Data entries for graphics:
— start —
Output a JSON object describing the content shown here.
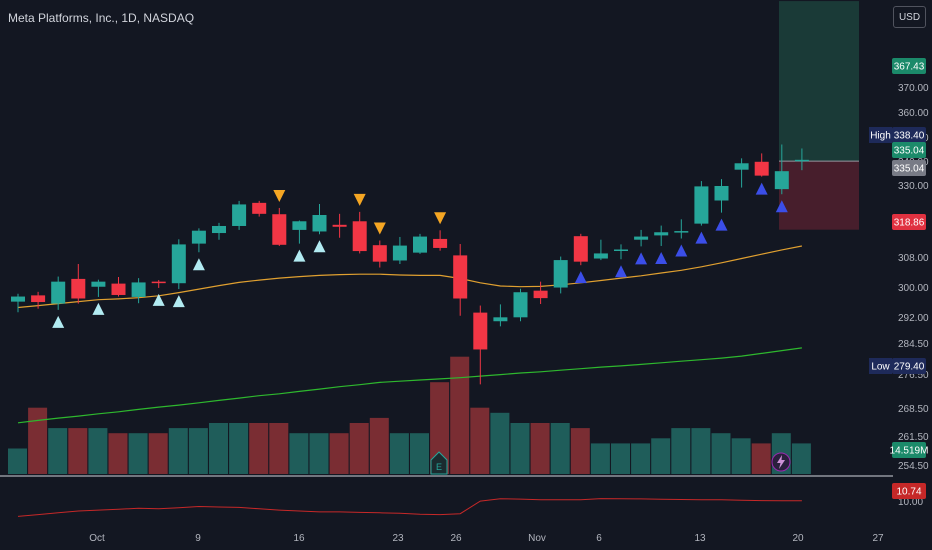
{
  "header": {
    "title": "Meta Platforms, Inc., 1D, NASDAQ",
    "currency": "USD"
  },
  "price_axis": {
    "ticks": [
      "370.00",
      "360.00",
      "350.00",
      "340.00",
      "330.00",
      "308.00",
      "300.00",
      "292.00",
      "284.50",
      "276.50",
      "268.50",
      "261.50",
      "254.50"
    ]
  },
  "x_axis": {
    "ticks": [
      "Oct",
      "9",
      "16",
      "23",
      "26",
      "Nov",
      "6",
      "13",
      "20",
      "27"
    ]
  },
  "labels": {
    "high": {
      "label": "High",
      "value": "338.40"
    },
    "low": {
      "label": "Low",
      "value": "279.40"
    },
    "target": "367.43",
    "current": "335.04",
    "current2": "335.04",
    "stop": "318.86",
    "volume": "14.519M",
    "osc_value": "10.74",
    "osc_tick": "10.00"
  },
  "colors": {
    "up": "#26a69a",
    "down": "#f23645",
    "bg": "#131722",
    "ma_fast": "#e0a030",
    "ma_slow": "#2eb82e",
    "osc": "#c62828"
  },
  "chart_data": {
    "type": "candlestick",
    "title": "Meta Platforms, Inc., 1D, NASDAQ",
    "candles": [
      {
        "o": 300.5,
        "h": 302.5,
        "l": 297.8,
        "c": 301.8
      },
      {
        "o": 302.1,
        "h": 303.0,
        "l": 298.7,
        "c": 300.4
      },
      {
        "o": 300.0,
        "h": 306.9,
        "l": 298.4,
        "c": 305.6
      },
      {
        "o": 306.3,
        "h": 310.1,
        "l": 300.0,
        "c": 301.3
      },
      {
        "o": 304.3,
        "h": 306.1,
        "l": 301.7,
        "c": 305.6
      },
      {
        "o": 305.1,
        "h": 306.8,
        "l": 301.8,
        "c": 302.2
      },
      {
        "o": 301.7,
        "h": 306.5,
        "l": 300.1,
        "c": 305.4
      },
      {
        "o": 305.6,
        "h": 306.0,
        "l": 304.0,
        "c": 305.4
      },
      {
        "o": 305.2,
        "h": 316.4,
        "l": 303.7,
        "c": 315.1
      },
      {
        "o": 315.3,
        "h": 319.2,
        "l": 313.1,
        "c": 318.6
      },
      {
        "o": 318.0,
        "h": 320.6,
        "l": 316.3,
        "c": 319.8
      },
      {
        "o": 319.8,
        "h": 326.2,
        "l": 318.8,
        "c": 325.3
      },
      {
        "o": 325.7,
        "h": 326.2,
        "l": 322.2,
        "c": 322.9
      },
      {
        "o": 322.8,
        "h": 324.4,
        "l": 314.7,
        "c": 315.0
      },
      {
        "o": 318.8,
        "h": 321.2,
        "l": 315.3,
        "c": 321.0
      },
      {
        "o": 318.4,
        "h": 325.4,
        "l": 317.7,
        "c": 322.6
      },
      {
        "o": 320.1,
        "h": 322.9,
        "l": 316.8,
        "c": 319.6
      },
      {
        "o": 321.0,
        "h": 323.4,
        "l": 312.8,
        "c": 313.4
      },
      {
        "o": 314.9,
        "h": 316.1,
        "l": 309.2,
        "c": 310.7
      },
      {
        "o": 311.0,
        "h": 317.0,
        "l": 310.1,
        "c": 314.8
      },
      {
        "o": 313.0,
        "h": 317.8,
        "l": 312.7,
        "c": 317.1
      },
      {
        "o": 316.5,
        "h": 318.7,
        "l": 313.5,
        "c": 314.2
      },
      {
        "o": 312.3,
        "h": 315.2,
        "l": 296.9,
        "c": 301.3
      },
      {
        "o": 297.7,
        "h": 299.5,
        "l": 279.4,
        "c": 288.3
      },
      {
        "o": 295.5,
        "h": 299.8,
        "l": 294.2,
        "c": 296.5
      },
      {
        "o": 296.5,
        "h": 303.8,
        "l": 295.5,
        "c": 302.9
      },
      {
        "o": 303.3,
        "h": 305.6,
        "l": 299.9,
        "c": 301.4
      },
      {
        "o": 304.1,
        "h": 312.0,
        "l": 302.6,
        "c": 311.1
      },
      {
        "o": 317.2,
        "h": 317.8,
        "l": 309.8,
        "c": 310.7
      },
      {
        "o": 311.5,
        "h": 316.3,
        "l": 311.1,
        "c": 312.8
      },
      {
        "o": 313.5,
        "h": 315.1,
        "l": 311.3,
        "c": 313.8
      },
      {
        "o": 316.3,
        "h": 318.8,
        "l": 314.6,
        "c": 317.1
      },
      {
        "o": 317.4,
        "h": 319.9,
        "l": 314.7,
        "c": 318.2
      },
      {
        "o": 318.5,
        "h": 321.5,
        "l": 316.6,
        "c": 318.5
      },
      {
        "o": 320.4,
        "h": 331.0,
        "l": 319.9,
        "c": 329.9
      },
      {
        "o": 326.3,
        "h": 331.4,
        "l": 323.2,
        "c": 330.0
      },
      {
        "o": 333.3,
        "h": 335.6,
        "l": 329.6,
        "c": 334.6
      },
      {
        "o": 334.9,
        "h": 336.6,
        "l": 331.9,
        "c": 332.1
      },
      {
        "o": 329.2,
        "h": 338.4,
        "l": 327.9,
        "c": 333.0
      },
      {
        "o": 335.1,
        "h": 337.6,
        "l": 333.2,
        "c": 335.3
      }
    ],
    "volume": [
      5,
      13,
      9,
      9,
      9,
      8,
      8,
      8,
      9,
      9,
      10,
      10,
      10,
      10,
      8,
      8,
      8,
      10,
      11,
      8,
      8,
      18,
      23,
      13,
      12,
      10,
      10,
      10,
      9,
      6,
      6,
      6,
      7,
      9,
      9,
      8,
      7,
      6,
      8,
      6
    ],
    "volume_unit": "relative",
    "ma_fast": [
      299,
      299.5,
      300,
      300.5,
      301,
      301.2,
      301.5,
      302,
      302.8,
      303.7,
      304.6,
      305.4,
      306,
      306.5,
      306.9,
      307.2,
      307.4,
      307.5,
      307.5,
      307.3,
      307.2,
      307.2,
      306.4,
      305.3,
      304.5,
      304.3,
      304.4,
      304.8,
      305.3,
      305.9,
      306.5,
      307.1,
      307.8,
      308.5,
      309.4,
      310.4,
      311.5,
      312.6,
      313.7,
      314.7
    ],
    "ma_slow": [
      269.6,
      270.2,
      270.8,
      271.3,
      271.9,
      272.4,
      273,
      273.6,
      274.1,
      274.7,
      275.3,
      275.9,
      276.5,
      277,
      277.6,
      278.2,
      278.8,
      279.3,
      279.9,
      280.2,
      280.5,
      280.8,
      281.1,
      281.5,
      281.9,
      282.3,
      282.6,
      283,
      283.4,
      283.8,
      284.1,
      284.5,
      284.9,
      285.3,
      285.7,
      286.1,
      286.6,
      287.3,
      288,
      288.7
    ],
    "buy_signals": [
      2,
      4,
      7,
      8,
      9,
      14,
      15,
      28,
      30,
      31,
      32,
      33,
      34,
      35,
      37,
      38
    ],
    "sell_signals": [
      13,
      17,
      18,
      21
    ],
    "position": {
      "entry": 335.04,
      "target": 367.43,
      "stop": 318.86
    },
    "oscillator": [
      2,
      3,
      4,
      5,
      5.5,
      6,
      6.5,
      6.2,
      6.8,
      7.5,
      7.2,
      7.0,
      6.2,
      5.5,
      5.0,
      4.5,
      4.5,
      4.2,
      4.0,
      3.8,
      3.2,
      3.0,
      3.5,
      10.5,
      11.8,
      11.6,
      11.2,
      11.2,
      11.3,
      11.9,
      11.8,
      11.7,
      11.5,
      11.4,
      11.2,
      11.2,
      11.0,
      10.8,
      10.7,
      10.74
    ]
  }
}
— end —
→ Your objective
Repeat the records above exactly, leaving out the pictures.

→ Solution to this exercise
Output a JSON object describing the content shown here.
{
  "header": {
    "title": "Meta Platforms, Inc., 1D, NASDAQ",
    "currency": "USD"
  },
  "price_axis": {
    "ticks": [
      "370.00",
      "360.00",
      "350.00",
      "340.00",
      "330.00",
      "308.00",
      "300.00",
      "292.00",
      "284.50",
      "276.50",
      "268.50",
      "261.50",
      "254.50"
    ]
  },
  "x_axis": {
    "ticks": [
      "Oct",
      "9",
      "16",
      "23",
      "26",
      "Nov",
      "6",
      "13",
      "20",
      "27"
    ]
  },
  "labels": {
    "high": {
      "label": "High",
      "value": "338.40"
    },
    "low": {
      "label": "Low",
      "value": "279.40"
    },
    "target": "367.43",
    "current": "335.04",
    "current2": "335.04",
    "stop": "318.86",
    "volume": "14.519M",
    "osc_value": "10.74",
    "osc_tick": "10.00"
  },
  "colors": {
    "up": "#26a69a",
    "down": "#f23645",
    "bg": "#131722",
    "ma_fast": "#e0a030",
    "ma_slow": "#2eb82e",
    "osc": "#c62828"
  },
  "chart_data": {
    "type": "candlestick",
    "title": "Meta Platforms, Inc., 1D, NASDAQ",
    "candles": [
      {
        "o": 300.5,
        "h": 302.5,
        "l": 297.8,
        "c": 301.8
      },
      {
        "o": 302.1,
        "h": 303.0,
        "l": 298.7,
        "c": 300.4
      },
      {
        "o": 300.0,
        "h": 306.9,
        "l": 298.4,
        "c": 305.6
      },
      {
        "o": 306.3,
        "h": 310.1,
        "l": 300.0,
        "c": 301.3
      },
      {
        "o": 304.3,
        "h": 306.1,
        "l": 301.7,
        "c": 305.6
      },
      {
        "o": 305.1,
        "h": 306.8,
        "l": 301.8,
        "c": 302.2
      },
      {
        "o": 301.7,
        "h": 306.5,
        "l": 300.1,
        "c": 305.4
      },
      {
        "o": 305.6,
        "h": 306.0,
        "l": 304.0,
        "c": 305.4
      },
      {
        "o": 305.2,
        "h": 316.4,
        "l": 303.7,
        "c": 315.1
      },
      {
        "o": 315.3,
        "h": 319.2,
        "l": 313.1,
        "c": 318.6
      },
      {
        "o": 318.0,
        "h": 320.6,
        "l": 316.3,
        "c": 319.8
      },
      {
        "o": 319.8,
        "h": 326.2,
        "l": 318.8,
        "c": 325.3
      },
      {
        "o": 325.7,
        "h": 326.2,
        "l": 322.2,
        "c": 322.9
      },
      {
        "o": 322.8,
        "h": 324.4,
        "l": 314.7,
        "c": 315.0
      },
      {
        "o": 318.8,
        "h": 321.2,
        "l": 315.3,
        "c": 321.0
      },
      {
        "o": 318.4,
        "h": 325.4,
        "l": 317.7,
        "c": 322.6
      },
      {
        "o": 320.1,
        "h": 322.9,
        "l": 316.8,
        "c": 319.6
      },
      {
        "o": 321.0,
        "h": 323.4,
        "l": 312.8,
        "c": 313.4
      },
      {
        "o": 314.9,
        "h": 316.1,
        "l": 309.2,
        "c": 310.7
      },
      {
        "o": 311.0,
        "h": 317.0,
        "l": 310.1,
        "c": 314.8
      },
      {
        "o": 313.0,
        "h": 317.8,
        "l": 312.7,
        "c": 317.1
      },
      {
        "o": 316.5,
        "h": 318.7,
        "l": 313.5,
        "c": 314.2
      },
      {
        "o": 312.3,
        "h": 315.2,
        "l": 296.9,
        "c": 301.3
      },
      {
        "o": 297.7,
        "h": 299.5,
        "l": 279.4,
        "c": 288.3
      },
      {
        "o": 295.5,
        "h": 299.8,
        "l": 294.2,
        "c": 296.5
      },
      {
        "o": 296.5,
        "h": 303.8,
        "l": 295.5,
        "c": 302.9
      },
      {
        "o": 303.3,
        "h": 305.6,
        "l": 299.9,
        "c": 301.4
      },
      {
        "o": 304.1,
        "h": 312.0,
        "l": 302.6,
        "c": 311.1
      },
      {
        "o": 317.2,
        "h": 317.8,
        "l": 309.8,
        "c": 310.7
      },
      {
        "o": 311.5,
        "h": 316.3,
        "l": 311.1,
        "c": 312.8
      },
      {
        "o": 313.5,
        "h": 315.1,
        "l": 311.3,
        "c": 313.8
      },
      {
        "o": 316.3,
        "h": 318.8,
        "l": 314.6,
        "c": 317.1
      },
      {
        "o": 317.4,
        "h": 319.9,
        "l": 314.7,
        "c": 318.2
      },
      {
        "o": 318.5,
        "h": 321.5,
        "l": 316.6,
        "c": 318.5
      },
      {
        "o": 320.4,
        "h": 331.0,
        "l": 319.9,
        "c": 329.9
      },
      {
        "o": 326.3,
        "h": 331.4,
        "l": 323.2,
        "c": 330.0
      },
      {
        "o": 333.3,
        "h": 335.6,
        "l": 329.6,
        "c": 334.6
      },
      {
        "o": 334.9,
        "h": 336.6,
        "l": 331.9,
        "c": 332.1
      },
      {
        "o": 329.2,
        "h": 338.4,
        "l": 327.9,
        "c": 333.0
      },
      {
        "o": 335.1,
        "h": 337.6,
        "l": 333.2,
        "c": 335.3
      }
    ],
    "volume": [
      5,
      13,
      9,
      9,
      9,
      8,
      8,
      8,
      9,
      9,
      10,
      10,
      10,
      10,
      8,
      8,
      8,
      10,
      11,
      8,
      8,
      18,
      23,
      13,
      12,
      10,
      10,
      10,
      9,
      6,
      6,
      6,
      7,
      9,
      9,
      8,
      7,
      6,
      8,
      6
    ],
    "volume_unit": "relative",
    "ma_fast": [
      299,
      299.5,
      300,
      300.5,
      301,
      301.2,
      301.5,
      302,
      302.8,
      303.7,
      304.6,
      305.4,
      306,
      306.5,
      306.9,
      307.2,
      307.4,
      307.5,
      307.5,
      307.3,
      307.2,
      307.2,
      306.4,
      305.3,
      304.5,
      304.3,
      304.4,
      304.8,
      305.3,
      305.9,
      306.5,
      307.1,
      307.8,
      308.5,
      309.4,
      310.4,
      311.5,
      312.6,
      313.7,
      314.7
    ],
    "ma_slow": [
      269.6,
      270.2,
      270.8,
      271.3,
      271.9,
      272.4,
      273,
      273.6,
      274.1,
      274.7,
      275.3,
      275.9,
      276.5,
      277,
      277.6,
      278.2,
      278.8,
      279.3,
      279.9,
      280.2,
      280.5,
      280.8,
      281.1,
      281.5,
      281.9,
      282.3,
      282.6,
      283,
      283.4,
      283.8,
      284.1,
      284.5,
      284.9,
      285.3,
      285.7,
      286.1,
      286.6,
      287.3,
      288,
      288.7
    ],
    "buy_signals": [
      2,
      4,
      7,
      8,
      9,
      14,
      15,
      28,
      30,
      31,
      32,
      33,
      34,
      35,
      37,
      38
    ],
    "sell_signals": [
      13,
      17,
      18,
      21
    ],
    "position": {
      "entry": 335.04,
      "target": 367.43,
      "stop": 318.86
    },
    "oscillator": [
      2,
      3,
      4,
      5,
      5.5,
      6,
      6.5,
      6.2,
      6.8,
      7.5,
      7.2,
      7.0,
      6.2,
      5.5,
      5.0,
      4.5,
      4.5,
      4.2,
      4.0,
      3.8,
      3.2,
      3.0,
      3.5,
      10.5,
      11.8,
      11.6,
      11.2,
      11.2,
      11.3,
      11.9,
      11.8,
      11.7,
      11.5,
      11.4,
      11.2,
      11.2,
      11.0,
      10.8,
      10.7,
      10.74
    ]
  }
}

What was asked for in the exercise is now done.